> _INSTRUCTIONS TO FOLLOW_: Could you turn the rows below into a JSON list of strings, one string per line, skipping any blank lines?

— Start of DATASET ENTRIES —

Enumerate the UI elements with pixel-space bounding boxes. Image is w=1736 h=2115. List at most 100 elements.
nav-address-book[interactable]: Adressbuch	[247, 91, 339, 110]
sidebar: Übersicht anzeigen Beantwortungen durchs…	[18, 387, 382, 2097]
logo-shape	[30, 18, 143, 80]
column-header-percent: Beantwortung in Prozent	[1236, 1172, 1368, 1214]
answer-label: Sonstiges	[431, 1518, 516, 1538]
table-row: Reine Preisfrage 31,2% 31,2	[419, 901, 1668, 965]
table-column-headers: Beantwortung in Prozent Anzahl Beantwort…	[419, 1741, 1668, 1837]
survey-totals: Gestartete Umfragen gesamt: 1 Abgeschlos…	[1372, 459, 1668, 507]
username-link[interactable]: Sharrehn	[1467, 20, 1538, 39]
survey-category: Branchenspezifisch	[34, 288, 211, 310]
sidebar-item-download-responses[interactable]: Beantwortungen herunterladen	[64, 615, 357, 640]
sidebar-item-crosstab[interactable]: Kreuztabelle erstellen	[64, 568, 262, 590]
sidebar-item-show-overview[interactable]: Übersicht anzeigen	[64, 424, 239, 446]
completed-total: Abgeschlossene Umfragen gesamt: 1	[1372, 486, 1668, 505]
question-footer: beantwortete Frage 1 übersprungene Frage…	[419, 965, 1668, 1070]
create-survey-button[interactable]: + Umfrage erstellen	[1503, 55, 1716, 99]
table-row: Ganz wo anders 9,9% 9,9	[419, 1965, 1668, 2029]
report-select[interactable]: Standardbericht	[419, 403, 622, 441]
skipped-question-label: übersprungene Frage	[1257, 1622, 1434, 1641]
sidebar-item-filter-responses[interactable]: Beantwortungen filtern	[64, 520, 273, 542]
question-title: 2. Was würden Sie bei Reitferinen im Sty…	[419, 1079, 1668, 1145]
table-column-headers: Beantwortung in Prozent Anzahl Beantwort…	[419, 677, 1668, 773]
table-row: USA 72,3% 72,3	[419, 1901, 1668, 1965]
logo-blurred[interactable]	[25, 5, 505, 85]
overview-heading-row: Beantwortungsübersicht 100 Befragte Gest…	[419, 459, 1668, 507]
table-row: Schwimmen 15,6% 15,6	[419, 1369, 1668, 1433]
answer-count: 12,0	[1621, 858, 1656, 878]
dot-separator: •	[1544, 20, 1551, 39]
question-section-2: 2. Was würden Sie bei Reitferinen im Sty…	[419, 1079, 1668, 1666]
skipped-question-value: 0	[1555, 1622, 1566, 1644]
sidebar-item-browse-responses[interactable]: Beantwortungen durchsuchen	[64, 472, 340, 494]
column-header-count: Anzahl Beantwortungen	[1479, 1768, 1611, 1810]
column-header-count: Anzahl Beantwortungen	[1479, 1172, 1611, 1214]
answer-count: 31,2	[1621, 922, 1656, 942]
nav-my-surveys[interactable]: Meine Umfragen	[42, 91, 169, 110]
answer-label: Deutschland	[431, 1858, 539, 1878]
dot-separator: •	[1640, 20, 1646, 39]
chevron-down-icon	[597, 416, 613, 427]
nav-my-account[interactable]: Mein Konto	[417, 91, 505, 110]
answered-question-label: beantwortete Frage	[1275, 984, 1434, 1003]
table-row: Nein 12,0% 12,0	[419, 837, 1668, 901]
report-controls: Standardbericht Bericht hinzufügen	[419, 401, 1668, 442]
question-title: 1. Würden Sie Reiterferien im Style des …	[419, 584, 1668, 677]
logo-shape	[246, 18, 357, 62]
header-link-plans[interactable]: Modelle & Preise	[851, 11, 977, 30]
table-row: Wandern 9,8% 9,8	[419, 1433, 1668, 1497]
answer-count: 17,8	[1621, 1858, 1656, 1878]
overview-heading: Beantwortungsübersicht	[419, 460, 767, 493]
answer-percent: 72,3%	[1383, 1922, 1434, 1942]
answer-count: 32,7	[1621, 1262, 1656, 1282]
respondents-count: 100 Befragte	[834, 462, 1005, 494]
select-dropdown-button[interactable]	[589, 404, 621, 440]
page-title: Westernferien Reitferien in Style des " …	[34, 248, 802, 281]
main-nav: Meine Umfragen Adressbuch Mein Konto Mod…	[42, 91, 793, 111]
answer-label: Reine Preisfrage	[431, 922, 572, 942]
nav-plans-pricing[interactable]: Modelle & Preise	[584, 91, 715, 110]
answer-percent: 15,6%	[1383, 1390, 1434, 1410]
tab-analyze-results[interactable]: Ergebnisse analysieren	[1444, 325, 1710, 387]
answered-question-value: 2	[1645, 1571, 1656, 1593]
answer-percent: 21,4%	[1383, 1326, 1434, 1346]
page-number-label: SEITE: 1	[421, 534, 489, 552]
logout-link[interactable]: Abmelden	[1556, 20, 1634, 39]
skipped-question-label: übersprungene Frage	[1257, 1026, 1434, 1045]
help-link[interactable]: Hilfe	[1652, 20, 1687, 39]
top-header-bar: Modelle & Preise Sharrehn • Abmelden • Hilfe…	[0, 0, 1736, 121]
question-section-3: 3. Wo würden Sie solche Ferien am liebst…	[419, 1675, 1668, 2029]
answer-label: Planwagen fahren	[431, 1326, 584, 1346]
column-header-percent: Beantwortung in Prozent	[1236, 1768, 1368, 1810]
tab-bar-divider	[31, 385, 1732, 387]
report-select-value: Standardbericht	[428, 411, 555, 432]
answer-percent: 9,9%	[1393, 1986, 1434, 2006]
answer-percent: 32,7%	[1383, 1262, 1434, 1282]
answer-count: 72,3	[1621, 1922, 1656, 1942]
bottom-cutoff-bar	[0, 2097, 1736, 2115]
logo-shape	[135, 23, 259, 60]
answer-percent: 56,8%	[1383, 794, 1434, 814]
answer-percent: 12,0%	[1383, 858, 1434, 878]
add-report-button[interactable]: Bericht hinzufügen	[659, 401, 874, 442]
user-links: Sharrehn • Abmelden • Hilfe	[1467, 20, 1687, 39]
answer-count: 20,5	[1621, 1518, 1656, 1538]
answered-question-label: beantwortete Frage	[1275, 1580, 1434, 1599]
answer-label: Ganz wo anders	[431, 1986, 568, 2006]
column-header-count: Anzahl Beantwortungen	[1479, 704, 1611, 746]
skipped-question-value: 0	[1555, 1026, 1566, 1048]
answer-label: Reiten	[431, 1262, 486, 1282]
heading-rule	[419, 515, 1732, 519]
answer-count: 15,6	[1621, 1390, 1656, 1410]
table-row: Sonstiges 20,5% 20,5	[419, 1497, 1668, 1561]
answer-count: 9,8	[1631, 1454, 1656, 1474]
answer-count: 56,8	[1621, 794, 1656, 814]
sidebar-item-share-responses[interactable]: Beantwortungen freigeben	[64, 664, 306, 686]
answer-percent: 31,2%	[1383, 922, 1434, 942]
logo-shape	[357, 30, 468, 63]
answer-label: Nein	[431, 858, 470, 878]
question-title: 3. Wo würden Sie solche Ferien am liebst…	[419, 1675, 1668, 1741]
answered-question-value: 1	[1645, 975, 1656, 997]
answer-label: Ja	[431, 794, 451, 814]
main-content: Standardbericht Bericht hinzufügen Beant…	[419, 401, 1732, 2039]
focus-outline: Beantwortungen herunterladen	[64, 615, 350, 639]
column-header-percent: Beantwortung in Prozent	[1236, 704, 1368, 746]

— End of DATASET ENTRIES —

> _ANSWER TO THIS EXERCISE_:
[
  "Enumerate the UI elements with pixel-space bounding boxes. Image is w=1736 h=2115. List at most 100 elements.",
  "nav-address-book[interactable]: Adressbuch\t[247, 91, 339, 110]",
  "sidebar: Übersicht anzeigen Beantwortungen durchs…\t[18, 387, 382, 2097]",
  "logo-shape\t[30, 18, 143, 80]",
  "column-header-percent: Beantwortung in Prozent\t[1236, 1172, 1368, 1214]",
  "answer-label: Sonstiges\t[431, 1518, 516, 1538]",
  "table-row: Reine Preisfrage 31,2% 31,2\t[419, 901, 1668, 965]",
  "table-column-headers: Beantwortung in Prozent Anzahl Beantwort…\t[419, 1741, 1668, 1837]",
  "survey-totals: Gestartete Umfragen gesamt: 1 Abgeschlos…\t[1372, 459, 1668, 507]",
  "username-link[interactable]: Sharrehn\t[1467, 20, 1538, 39]",
  "survey-category: Branchenspezifisch\t[34, 288, 211, 310]",
  "sidebar-item-download-responses[interactable]: Beantwortungen herunterladen\t[64, 615, 357, 640]",
  "sidebar-item-crosstab[interactable]: Kreuztabelle erstellen\t[64, 568, 262, 590]",
  "sidebar-item-show-overview[interactable]: Übersicht anzeigen\t[64, 424, 239, 446]",
  "completed-total: Abgeschlossene Umfragen gesamt: 1\t[1372, 486, 1668, 505]",
  "question-footer: beantwortete Frage 1 übersprungene Frage…\t[419, 965, 1668, 1070]",
  "create-survey-button[interactable]: + Umfrage erstellen\t[1503, 55, 1716, 99]",
  "table-row: Ganz wo anders 9,9% 9,9\t[419, 1965, 1668, 2029]",
  "report-select[interactable]: Standardbericht\t[419, 403, 622, 441]",
  "skipped-question-label: übersprungene Frage\t[1257, 1622, 1434, 1641]",
  "sidebar-item-filter-responses[interactable]: Beantwortungen filtern\t[64, 520, 273, 542]",
  "question-title: 2. Was würden Sie bei Reitferinen im Sty…\t[419, 1079, 1668, 1145]",
  "table-column-headers: Beantwortung in Prozent Anzahl Beantwort…\t[419, 677, 1668, 773]",
  "table-row: USA 72,3% 72,3\t[419, 1901, 1668, 1965]",
  "logo-blurred[interactable]\t[25, 5, 505, 85]",
  "overview-heading-row: Beantwortungsübersicht 100 Befragte Gest…\t[419, 459, 1668, 507]",
  "table-row: Schwimmen 15,6% 15,6\t[419, 1369, 1668, 1433]",
  "answer-count: 12,0\t[1621, 858, 1656, 878]",
  "dot-separator: •\t[1544, 20, 1551, 39]",
  "question-section-2: 2. Was würden Sie bei Reitferinen im Sty…\t[419, 1079, 1668, 1666]",
  "skipped-question-value: 0\t[1555, 1622, 1566, 1644]",
  "sidebar-item-browse-responses[interactable]: Beantwortungen durchsuchen\t[64, 472, 340, 494]",
  "column-header-count: Anzahl Beantwortungen\t[1479, 1768, 1611, 1810]",
  "column-header-count: Anzahl Beantwortungen\t[1479, 1172, 1611, 1214]",
  "answer-count: 31,2\t[1621, 922, 1656, 942]",
  "nav-my-surveys[interactable]: Meine Umfragen\t[42, 91, 169, 110]",
  "answer-label: Deutschland\t[431, 1858, 539, 1878]",
  "dot-separator: •\t[1640, 20, 1646, 39]",
  "chevron-down-icon\t[597, 416, 613, 427]",
  "nav-my-account[interactable]: Mein Konto\t[417, 91, 505, 110]",
  "answered-question-label: beantwortete Frage\t[1275, 984, 1434, 1003]",
  "table-row: Nein 12,0% 12,0\t[419, 837, 1668, 901]",
  "report-controls: Standardbericht Bericht hinzufügen\t[419, 401, 1668, 442]",
  "question-title: 1. Würden Sie Reiterferien im Style des …\t[419, 584, 1668, 677]",
  "logo-shape\t[246, 18, 357, 62]",
  "header-link-plans[interactable]: Modelle & Preise\t[851, 11, 977, 30]",
  "table-row: Wandern 9,8% 9,8\t[419, 1433, 1668, 1497]",
  "answer-count: 17,8\t[1621, 1858, 1656, 1878]",
  "overview-heading: Beantwortungsübersicht\t[419, 460, 767, 493]",
  "answer-percent: 72,3%\t[1383, 1922, 1434, 1942]",
  "answer-count: 32,7\t[1621, 1262, 1656, 1282]",
  "respondents-count: 100 Befragte\t[834, 462, 1005, 494]",
  "select-dropdown-button[interactable]\t[589, 404, 621, 440]",
  "page-title: Westernferien Reitferien in Style des \" …\t[34, 248, 802, 281]",
  "main-nav: Meine Umfragen Adressbuch Mein Konto Mod…\t[42, 91, 793, 111]",
  "answer-label: Reine Preisfrage\t[431, 922, 572, 942]",
  "nav-plans-pricing[interactable]: Modelle & Preise\t[584, 91, 715, 110]",
  "answer-percent: 15,6%\t[1383, 1390, 1434, 1410]",
  "tab-analyze-results[interactable]: Ergebnisse analysieren\t[1444, 325, 1710, 387]",
  "answered-question-value: 2\t[1645, 1571, 1656, 1593]",
  "answer-percent: 21,4%\t[1383, 1326, 1434, 1346]",
  "page-number-label: SEITE: 1\t[421, 534, 489, 552]",
  "logout-link[interactable]: Abmelden\t[1556, 20, 1634, 39]",
  "skipped-question-label: übersprungene Frage\t[1257, 1026, 1434, 1045]",
  "help-link[interactable]: Hilfe\t[1652, 20, 1687, 39]",
  "top-header-bar: Modelle & Preise Sharrehn • Abmelden • Hilfe…\t[0, 0, 1736, 121]",
  "question-section-3: 3. Wo würden Sie solche Ferien am liebst…\t[419, 1675, 1668, 2029]",
  "answer-label: Planwagen fahren\t[431, 1326, 584, 1346]",
  "column-header-percent: Beantwortung in Prozent\t[1236, 1768, 1368, 1810]",
  "tab-bar-divider\t[31, 385, 1732, 387]",
  "report-select-value: Standardbericht\t[428, 411, 555, 432]",
  "answer-percent: 9,9%\t[1393, 1986, 1434, 2006]",
  "answer-percent: 32,7%\t[1383, 1262, 1434, 1282]",
  "answer-count: 72,3\t[1621, 1922, 1656, 1942]",
  "bottom-cutoff-bar\t[0, 2097, 1736, 2115]",
  "logo-shape\t[135, 23, 259, 60]",
  "answer-percent: 56,8%\t[1383, 794, 1434, 814]",
  "answer-percent: 12,0%\t[1383, 858, 1434, 878]",
  "add-report-button[interactable]: Bericht hinzufügen\t[659, 401, 874, 442]",
  "user-links: Sharrehn • Abmelden • Hilfe\t[1467, 20, 1687, 39]",
  "answer-count: 20,5\t[1621, 1518, 1656, 1538]",
  "answered-question-label: beantwortete Frage\t[1275, 1580, 1434, 1599]",
  "answer-label: Ganz wo anders\t[431, 1986, 568, 2006]",
  "column-header-count: Anzahl Beantwortungen\t[1479, 704, 1611, 746]",
  "skipped-question-value: 0\t[1555, 1026, 1566, 1048]",
  "answer-label: Reiten\t[431, 1262, 486, 1282]",
  "heading-rule\t[419, 515, 1732, 519]",
  "answer-count: 15,6\t[1621, 1390, 1656, 1410]",
  "table-row: Sonstiges 20,5% 20,5\t[419, 1497, 1668, 1561]",
  "answer-count: 9,8\t[1631, 1454, 1656, 1474]",
  "answer-count: 56,8\t[1621, 794, 1656, 814]",
  "sidebar-item-share-responses[interactable]: Beantwortungen freigeben\t[64, 664, 306, 686]",
  "answer-percent: 31,2%\t[1383, 922, 1434, 942]",
  "logo-shape\t[357, 30, 468, 63]",
  "answer-label: Nein\t[431, 858, 470, 878]",
  "question-title: 3. Wo würden Sie solche Ferien am liebst…\t[419, 1675, 1668, 1741]",
  "answered-question-value: 1\t[1645, 975, 1656, 997]",
  "answer-label: Ja\t[431, 794, 451, 814]",
  "main-content: Standardbericht Bericht hinzufügen Beant…\t[419, 401, 1732, 2039]",
  "focus-outline: Beantwortungen herunterladen\t[64, 615, 350, 639]",
  "column-header-percent: Beantwortung in Prozent\t[1236, 704, 1368, 746]"
]